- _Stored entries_
'''

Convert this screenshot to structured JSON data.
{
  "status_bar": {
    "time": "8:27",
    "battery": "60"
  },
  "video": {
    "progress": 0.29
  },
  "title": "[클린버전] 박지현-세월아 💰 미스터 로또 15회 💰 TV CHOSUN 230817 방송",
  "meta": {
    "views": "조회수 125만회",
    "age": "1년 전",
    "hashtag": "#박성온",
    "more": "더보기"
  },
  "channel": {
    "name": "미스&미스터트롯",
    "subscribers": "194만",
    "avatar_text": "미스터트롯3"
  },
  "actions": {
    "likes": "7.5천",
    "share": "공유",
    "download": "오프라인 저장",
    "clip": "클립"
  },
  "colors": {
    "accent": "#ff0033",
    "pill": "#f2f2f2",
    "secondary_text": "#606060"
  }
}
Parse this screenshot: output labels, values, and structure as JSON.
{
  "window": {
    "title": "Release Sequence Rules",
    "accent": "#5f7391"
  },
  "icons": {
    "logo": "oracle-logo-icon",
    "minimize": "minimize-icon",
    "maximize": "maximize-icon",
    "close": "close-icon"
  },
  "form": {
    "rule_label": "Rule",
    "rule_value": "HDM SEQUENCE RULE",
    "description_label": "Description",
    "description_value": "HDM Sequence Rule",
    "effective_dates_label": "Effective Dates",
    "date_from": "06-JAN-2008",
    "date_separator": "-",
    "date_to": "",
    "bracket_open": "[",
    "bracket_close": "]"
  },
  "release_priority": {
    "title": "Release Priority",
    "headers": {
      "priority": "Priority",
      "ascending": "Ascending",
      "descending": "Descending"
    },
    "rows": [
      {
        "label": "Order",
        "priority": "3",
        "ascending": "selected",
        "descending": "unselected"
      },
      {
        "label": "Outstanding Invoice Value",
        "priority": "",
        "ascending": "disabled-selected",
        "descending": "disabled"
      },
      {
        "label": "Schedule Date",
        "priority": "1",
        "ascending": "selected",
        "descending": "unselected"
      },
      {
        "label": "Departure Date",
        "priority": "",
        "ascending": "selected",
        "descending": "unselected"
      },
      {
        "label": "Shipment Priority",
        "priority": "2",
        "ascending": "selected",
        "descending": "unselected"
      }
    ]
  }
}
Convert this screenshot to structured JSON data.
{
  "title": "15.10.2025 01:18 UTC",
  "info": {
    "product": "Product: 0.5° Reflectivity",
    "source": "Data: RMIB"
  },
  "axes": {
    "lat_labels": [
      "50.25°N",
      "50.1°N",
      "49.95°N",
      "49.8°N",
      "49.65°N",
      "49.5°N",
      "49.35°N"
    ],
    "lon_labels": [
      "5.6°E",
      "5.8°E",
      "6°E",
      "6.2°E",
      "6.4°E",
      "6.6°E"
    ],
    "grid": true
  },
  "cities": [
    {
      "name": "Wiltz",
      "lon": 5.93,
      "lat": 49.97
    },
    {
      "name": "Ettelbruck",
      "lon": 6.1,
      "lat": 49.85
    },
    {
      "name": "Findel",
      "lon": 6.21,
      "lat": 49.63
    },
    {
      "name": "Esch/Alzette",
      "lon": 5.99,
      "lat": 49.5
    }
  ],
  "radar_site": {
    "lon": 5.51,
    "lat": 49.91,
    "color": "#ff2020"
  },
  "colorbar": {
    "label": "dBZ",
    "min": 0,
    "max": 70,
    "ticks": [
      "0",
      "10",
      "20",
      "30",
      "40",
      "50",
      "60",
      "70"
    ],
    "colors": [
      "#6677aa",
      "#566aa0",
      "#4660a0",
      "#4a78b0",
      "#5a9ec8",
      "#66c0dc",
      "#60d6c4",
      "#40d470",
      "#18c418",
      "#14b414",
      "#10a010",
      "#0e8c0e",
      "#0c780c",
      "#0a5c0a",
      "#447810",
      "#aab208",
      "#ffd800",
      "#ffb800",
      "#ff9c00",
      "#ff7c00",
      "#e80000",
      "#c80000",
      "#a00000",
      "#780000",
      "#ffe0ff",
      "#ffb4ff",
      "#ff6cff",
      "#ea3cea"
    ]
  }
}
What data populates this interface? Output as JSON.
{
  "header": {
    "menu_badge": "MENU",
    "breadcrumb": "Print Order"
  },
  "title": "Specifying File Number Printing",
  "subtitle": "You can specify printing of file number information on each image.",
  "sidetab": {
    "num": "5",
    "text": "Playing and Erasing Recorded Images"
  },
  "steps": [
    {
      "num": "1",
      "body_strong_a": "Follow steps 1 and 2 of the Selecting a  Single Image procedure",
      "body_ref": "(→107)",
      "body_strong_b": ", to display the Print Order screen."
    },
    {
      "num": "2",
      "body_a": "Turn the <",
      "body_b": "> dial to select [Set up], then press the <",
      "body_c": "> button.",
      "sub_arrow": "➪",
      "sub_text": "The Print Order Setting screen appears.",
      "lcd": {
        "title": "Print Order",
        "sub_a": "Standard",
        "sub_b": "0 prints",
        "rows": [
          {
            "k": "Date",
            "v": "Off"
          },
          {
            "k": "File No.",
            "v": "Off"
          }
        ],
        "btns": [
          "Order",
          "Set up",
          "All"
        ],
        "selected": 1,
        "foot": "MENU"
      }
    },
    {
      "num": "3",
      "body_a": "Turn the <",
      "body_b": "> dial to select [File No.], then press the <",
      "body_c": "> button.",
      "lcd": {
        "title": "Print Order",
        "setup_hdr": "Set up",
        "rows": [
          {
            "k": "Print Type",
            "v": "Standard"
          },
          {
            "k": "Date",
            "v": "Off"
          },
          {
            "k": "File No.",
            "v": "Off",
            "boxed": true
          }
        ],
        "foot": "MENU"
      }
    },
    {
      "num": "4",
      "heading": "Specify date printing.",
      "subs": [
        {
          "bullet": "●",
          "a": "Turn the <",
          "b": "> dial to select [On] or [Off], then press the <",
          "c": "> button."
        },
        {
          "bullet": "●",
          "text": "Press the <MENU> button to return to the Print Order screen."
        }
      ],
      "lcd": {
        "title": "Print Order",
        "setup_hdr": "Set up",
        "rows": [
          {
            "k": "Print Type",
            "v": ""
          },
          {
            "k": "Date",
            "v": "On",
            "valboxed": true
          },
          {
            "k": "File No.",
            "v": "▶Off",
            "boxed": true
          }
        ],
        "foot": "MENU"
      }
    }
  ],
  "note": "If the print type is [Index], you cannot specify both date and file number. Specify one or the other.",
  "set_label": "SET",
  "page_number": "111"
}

'''

- _Exercise directions_
Output the complete data exactly as written.

- _Written answer_
Convert this screenshot to structured JSON data.
{
  "status_bar": {
    "time": "8:27",
    "battery": "60"
  },
  "video": {
    "progress": 0.29
  },
  "title": "[클린버전] 박지현-세월아 💰 미스터 로또 15회 💰 TV CHOSUN 230817 방송",
  "meta": {
    "views": "조회수 125만회",
    "age": "1년 전",
    "hashtag": "#박성온",
    "more": "더보기"
  },
  "channel": {
    "name": "미스&미스터트롯",
    "subscribers": "194만",
    "avatar_text": "미스터트롯3"
  },
  "actions": {
    "likes": "7.5천",
    "share": "공유",
    "download": "오프라인 저장",
    "clip": "클립"
  },
  "colors": {
    "accent": "#ff0033",
    "pill": "#f2f2f2",
    "secondary_text": "#606060"
  }
}
Parse this screenshot: output labels, values, and structure as JSON.
{
  "window": {
    "title": "Release Sequence Rules",
    "accent": "#5f7391"
  },
  "icons": {
    "logo": "oracle-logo-icon",
    "minimize": "minimize-icon",
    "maximize": "maximize-icon",
    "close": "close-icon"
  },
  "form": {
    "rule_label": "Rule",
    "rule_value": "HDM SEQUENCE RULE",
    "description_label": "Description",
    "description_value": "HDM Sequence Rule",
    "effective_dates_label": "Effective Dates",
    "date_from": "06-JAN-2008",
    "date_separator": "-",
    "date_to": "",
    "bracket_open": "[",
    "bracket_close": "]"
  },
  "release_priority": {
    "title": "Release Priority",
    "headers": {
      "priority": "Priority",
      "ascending": "Ascending",
      "descending": "Descending"
    },
    "rows": [
      {
        "label": "Order",
        "priority": "3",
        "ascending": "selected",
        "descending": "unselected"
      },
      {
        "label": "Outstanding Invoice Value",
        "priority": "",
        "ascending": "disabled-selected",
        "descending": "disabled"
      },
      {
        "label": "Schedule Date",
        "priority": "1",
        "ascending": "selected",
        "descending": "unselected"
      },
      {
        "label": "Departure Date",
        "priority": "",
        "ascending": "selected",
        "descending": "unselected"
      },
      {
        "label": "Shipment Priority",
        "priority": "2",
        "ascending": "selected",
        "descending": "unselected"
      }
    ]
  }
}
Convert this screenshot to structured JSON data.
{
  "title": "15.10.2025 01:18 UTC",
  "info": {
    "product": "Product: 0.5° Reflectivity",
    "source": "Data: RMIB"
  },
  "axes": {
    "lat_labels": [
      "50.25°N",
      "50.1°N",
      "49.95°N",
      "49.8°N",
      "49.65°N",
      "49.5°N",
      "49.35°N"
    ],
    "lon_labels": [
      "5.6°E",
      "5.8°E",
      "6°E",
      "6.2°E",
      "6.4°E",
      "6.6°E"
    ],
    "grid": true
  },
  "cities": [
    {
      "name": "Wiltz",
      "lon": 5.93,
      "lat": 49.97
    },
    {
      "name": "Ettelbruck",
      "lon": 6.1,
      "lat": 49.85
    },
    {
      "name": "Findel",
      "lon": 6.21,
      "lat": 49.63
    },
    {
      "name": "Esch/Alzette",
      "lon": 5.99,
      "lat": 49.5
    }
  ],
  "radar_site": {
    "lon": 5.51,
    "lat": 49.91,
    "color": "#ff2020"
  },
  "colorbar": {
    "label": "dBZ",
    "min": 0,
    "max": 70,
    "ticks": [
      "0",
      "10",
      "20",
      "30",
      "40",
      "50",
      "60",
      "70"
    ],
    "colors": [
      "#6677aa",
      "#566aa0",
      "#4660a0",
      "#4a78b0",
      "#5a9ec8",
      "#66c0dc",
      "#60d6c4",
      "#40d470",
      "#18c418",
      "#14b414",
      "#10a010",
      "#0e8c0e",
      "#0c780c",
      "#0a5c0a",
      "#447810",
      "#aab208",
      "#ffd800",
      "#ffb800",
      "#ff9c00",
      "#ff7c00",
      "#e80000",
      "#c80000",
      "#a00000",
      "#780000",
      "#ffe0ff",
      "#ffb4ff",
      "#ff6cff",
      "#ea3cea"
    ]
  }
}
What data populates this interface? Output as JSON.
{
  "header": {
    "menu_badge": "MENU",
    "breadcrumb": "Print Order"
  },
  "title": "Specifying File Number Printing",
  "subtitle": "You can specify printing of file number information on each image.",
  "sidetab": {
    "num": "5",
    "text": "Playing and Erasing Recorded Images"
  },
  "steps": [
    {
      "num": "1",
      "body_strong_a": "Follow steps 1 and 2 of the Selecting a  Single Image procedure",
      "body_ref": "(→107)",
      "body_strong_b": ", to display the Print Order screen."
    },
    {
      "num": "2",
      "body_a": "Turn the <",
      "body_b": "> dial to select [Set up], then press the <",
      "body_c": "> button.",
      "sub_arrow": "➪",
      "sub_text": "The Print Order Setting screen appears.",
      "lcd": {
        "title": "Print Order",
        "sub_a": "Standard",
        "sub_b": "0 prints",
        "rows": [
          {
            "k": "Date",
            "v": "Off"
          },
          {
            "k": "File No.",
            "v": "Off"
          }
        ],
        "btns": [
          "Order",
          "Set up",
          "All"
        ],
        "selected": 1,
        "foot": "MENU"
      }
    },
    {
      "num": "3",
      "body_a": "Turn the <",
      "body_b": "> dial to select [File No.], then press the <",
      "body_c": "> button.",
      "lcd": {
        "title": "Print Order",
        "setup_hdr": "Set up",
        "rows": [
          {
            "k": "Print Type",
            "v": "Standard"
          },
          {
            "k": "Date",
            "v": "Off"
          },
          {
            "k": "File No.",
            "v": "Off",
            "boxed": true
          }
        ],
        "foot": "MENU"
      }
    },
    {
      "num": "4",
      "heading": "Specify date printing.",
      "subs": [
        {
          "bullet": "●",
          "a": "Turn the <",
          "b": "> dial to select [On] or [Off], then press the <",
          "c": "> button."
        },
        {
          "bullet": "●",
          "text": "Press the <MENU> button to return to the Print Order screen."
        }
      ],
      "lcd": {
        "title": "Print Order",
        "setup_hdr": "Set up",
        "rows": [
          {
            "k": "Print Type",
            "v": ""
          },
          {
            "k": "Date",
            "v": "On",
            "valboxed": true
          },
          {
            "k": "File No.",
            "v": "▶Off",
            "boxed": true
          }
        ],
        "foot": "MENU"
      }
    }
  ],
  "note": "If the print type is [Index], you cannot specify both date and file number. Specify one or the other.",
  "set_label": "SET",
  "page_number": "111"
}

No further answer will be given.